(Data listing)

[BEGIN]

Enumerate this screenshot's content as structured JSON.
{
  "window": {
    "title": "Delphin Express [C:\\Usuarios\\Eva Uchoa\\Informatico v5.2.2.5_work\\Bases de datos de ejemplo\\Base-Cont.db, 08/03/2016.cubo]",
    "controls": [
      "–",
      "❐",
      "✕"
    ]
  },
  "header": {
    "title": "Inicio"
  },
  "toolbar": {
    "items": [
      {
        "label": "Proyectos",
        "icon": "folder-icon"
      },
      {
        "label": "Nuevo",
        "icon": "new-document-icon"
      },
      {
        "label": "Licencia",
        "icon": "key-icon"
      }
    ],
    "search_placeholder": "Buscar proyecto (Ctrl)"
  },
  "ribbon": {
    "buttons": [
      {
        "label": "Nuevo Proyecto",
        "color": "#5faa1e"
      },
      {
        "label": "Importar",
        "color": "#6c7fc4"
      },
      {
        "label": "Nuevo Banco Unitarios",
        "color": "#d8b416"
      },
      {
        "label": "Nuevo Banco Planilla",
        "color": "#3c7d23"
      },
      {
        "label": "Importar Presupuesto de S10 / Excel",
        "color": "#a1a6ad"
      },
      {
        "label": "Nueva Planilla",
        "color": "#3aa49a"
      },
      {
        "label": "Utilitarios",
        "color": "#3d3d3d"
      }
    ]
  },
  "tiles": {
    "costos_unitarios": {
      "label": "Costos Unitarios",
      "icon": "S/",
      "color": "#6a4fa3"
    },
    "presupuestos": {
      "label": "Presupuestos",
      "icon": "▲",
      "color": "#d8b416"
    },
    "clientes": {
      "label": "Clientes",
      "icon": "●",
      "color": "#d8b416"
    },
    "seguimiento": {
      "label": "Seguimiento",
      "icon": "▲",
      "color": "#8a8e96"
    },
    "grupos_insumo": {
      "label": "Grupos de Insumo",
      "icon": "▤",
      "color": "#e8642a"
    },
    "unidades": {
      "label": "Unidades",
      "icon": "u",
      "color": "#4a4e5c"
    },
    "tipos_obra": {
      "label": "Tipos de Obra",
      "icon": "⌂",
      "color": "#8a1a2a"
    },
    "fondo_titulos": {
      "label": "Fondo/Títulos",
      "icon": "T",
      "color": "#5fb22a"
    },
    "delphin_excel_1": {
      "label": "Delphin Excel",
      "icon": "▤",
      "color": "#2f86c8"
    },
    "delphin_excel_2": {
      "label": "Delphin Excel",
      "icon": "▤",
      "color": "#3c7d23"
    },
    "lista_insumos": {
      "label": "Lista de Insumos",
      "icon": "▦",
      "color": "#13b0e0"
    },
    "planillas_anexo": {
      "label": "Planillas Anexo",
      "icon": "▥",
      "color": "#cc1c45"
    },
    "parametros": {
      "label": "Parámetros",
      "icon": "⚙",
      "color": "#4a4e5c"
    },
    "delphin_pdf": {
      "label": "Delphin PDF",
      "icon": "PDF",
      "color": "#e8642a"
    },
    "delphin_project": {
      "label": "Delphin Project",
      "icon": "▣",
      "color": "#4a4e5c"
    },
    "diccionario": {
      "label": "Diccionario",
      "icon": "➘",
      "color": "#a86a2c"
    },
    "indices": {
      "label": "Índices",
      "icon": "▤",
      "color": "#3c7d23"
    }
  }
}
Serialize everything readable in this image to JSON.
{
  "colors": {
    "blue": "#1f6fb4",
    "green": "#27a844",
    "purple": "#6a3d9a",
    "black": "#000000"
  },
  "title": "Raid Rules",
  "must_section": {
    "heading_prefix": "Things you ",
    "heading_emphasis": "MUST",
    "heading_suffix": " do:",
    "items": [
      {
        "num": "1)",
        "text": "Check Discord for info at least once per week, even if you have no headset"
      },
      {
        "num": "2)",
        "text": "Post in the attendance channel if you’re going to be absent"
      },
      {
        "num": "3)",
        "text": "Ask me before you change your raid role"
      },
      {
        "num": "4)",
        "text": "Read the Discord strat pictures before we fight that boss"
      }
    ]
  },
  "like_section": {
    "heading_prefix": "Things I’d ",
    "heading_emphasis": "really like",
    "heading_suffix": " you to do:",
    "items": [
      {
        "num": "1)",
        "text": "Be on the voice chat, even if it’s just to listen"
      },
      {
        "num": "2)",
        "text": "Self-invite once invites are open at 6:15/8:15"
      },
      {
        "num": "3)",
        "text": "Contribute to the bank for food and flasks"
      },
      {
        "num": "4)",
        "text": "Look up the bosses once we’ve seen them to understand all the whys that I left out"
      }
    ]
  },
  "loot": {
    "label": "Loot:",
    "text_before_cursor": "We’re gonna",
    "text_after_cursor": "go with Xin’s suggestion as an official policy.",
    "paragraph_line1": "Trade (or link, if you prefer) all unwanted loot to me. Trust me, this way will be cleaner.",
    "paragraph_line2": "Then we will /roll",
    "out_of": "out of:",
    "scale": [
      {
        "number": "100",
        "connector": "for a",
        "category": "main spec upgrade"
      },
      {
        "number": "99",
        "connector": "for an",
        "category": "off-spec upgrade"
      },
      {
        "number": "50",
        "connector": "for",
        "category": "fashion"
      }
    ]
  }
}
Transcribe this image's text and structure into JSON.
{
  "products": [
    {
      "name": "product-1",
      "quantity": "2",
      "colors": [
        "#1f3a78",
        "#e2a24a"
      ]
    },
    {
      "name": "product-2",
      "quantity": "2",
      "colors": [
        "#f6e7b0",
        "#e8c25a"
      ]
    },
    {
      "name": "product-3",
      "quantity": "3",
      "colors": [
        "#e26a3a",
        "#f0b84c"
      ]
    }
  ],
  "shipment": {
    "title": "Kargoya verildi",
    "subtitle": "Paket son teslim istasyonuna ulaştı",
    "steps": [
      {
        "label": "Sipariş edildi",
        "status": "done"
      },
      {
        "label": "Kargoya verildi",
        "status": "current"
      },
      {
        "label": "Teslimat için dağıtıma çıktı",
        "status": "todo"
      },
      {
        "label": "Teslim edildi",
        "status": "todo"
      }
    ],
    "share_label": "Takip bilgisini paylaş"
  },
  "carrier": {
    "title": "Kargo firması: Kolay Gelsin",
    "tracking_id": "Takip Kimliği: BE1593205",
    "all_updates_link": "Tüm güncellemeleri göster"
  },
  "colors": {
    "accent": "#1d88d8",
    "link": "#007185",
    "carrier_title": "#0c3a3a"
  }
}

[END]

Repeat word for word every line from the one that holds "Transcribe this image's" to the end. Both ends count.

Final result >>
Transcribe this image's text and structure into JSON.
{
  "products": [
    {
      "name": "product-1",
      "quantity": "2",
      "colors": [
        "#1f3a78",
        "#e2a24a"
      ]
    },
    {
      "name": "product-2",
      "quantity": "2",
      "colors": [
        "#f6e7b0",
        "#e8c25a"
      ]
    },
    {
      "name": "product-3",
      "quantity": "3",
      "colors": [
        "#e26a3a",
        "#f0b84c"
      ]
    }
  ],
  "shipment": {
    "title": "Kargoya verildi",
    "subtitle": "Paket son teslim istasyonuna ulaştı",
    "steps": [
      {
        "label": "Sipariş edildi",
        "status": "done"
      },
      {
        "label": "Kargoya verildi",
        "status": "current"
      },
      {
        "label": "Teslimat için dağıtıma çıktı",
        "status": "todo"
      },
      {
        "label": "Teslim edildi",
        "status": "todo"
      }
    ],
    "share_label": "Takip bilgisini paylaş"
  },
  "carrier": {
    "title": "Kargo firması: Kolay Gelsin",
    "tracking_id": "Takip Kimliği: BE1593205",
    "all_updates_link": "Tüm güncellemeleri göster"
  },
  "colors": {
    "accent": "#1d88d8",
    "link": "#007185",
    "carrier_title": "#0c3a3a"
  }
}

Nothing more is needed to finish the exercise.